Source data:

-------

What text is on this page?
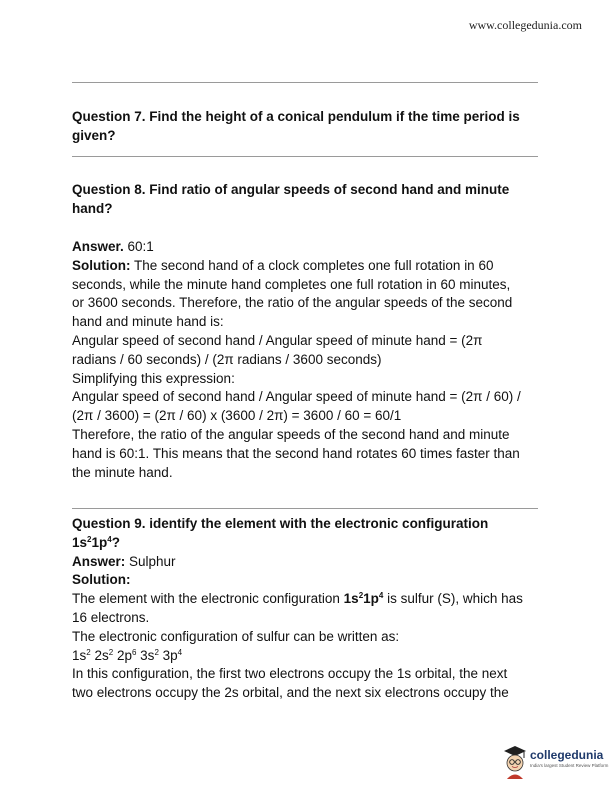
www.collegedunia.com
Question 7. Find the height of a conical pendulum if the time period is
given?
Question 8. Find ratio of angular speeds of second hand and minute
hand?
Answer. 60:1
Solution: The second hand of a clock completes one full rotation in 60
seconds, while the minute hand completes one full rotation in 60 minutes,
or 3600 seconds. Therefore, the ratio of the angular speeds of the second
hand and minute hand is:
Angular speed of second hand / Angular speed of minute hand = (2π
radians / 60 seconds) / (2π radians / 3600 seconds)
Simplifying this expression:
Angular speed of second hand / Angular speed of minute hand = (2π / 60) /
(2π / 3600) = (2π / 60) x (3600 / 2π) = 3600 / 60 = 60/1
Therefore, the ratio of the angular speeds of the second hand and minute
hand is 60:1. This means that the second hand rotates 60 times faster than
the minute hand.
Question 9. identify the element with the electronic configuration
$1s^21p^4$?
Answer: Sulphur
Solution:
The element with the electronic configuration $1s^21p^4$ is sulfur (S), which has
16 electrons.
The electronic configuration of sulfur can be written as:
$1s^2$ $2s^2$ $2p^6$ $3s^2$ $3p^4$
In this configuration, the first two electrons occupy the 1s orbital, the next
two electrons occupy the 2s orbital, and the next six electrons occupy the
collegedunia
India's largest Student Review Platform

-------

• WHAT IS EXPECTED
Reply with one number only, the count of lines above that hold the string "seconds".

• FULL OUTPUT
3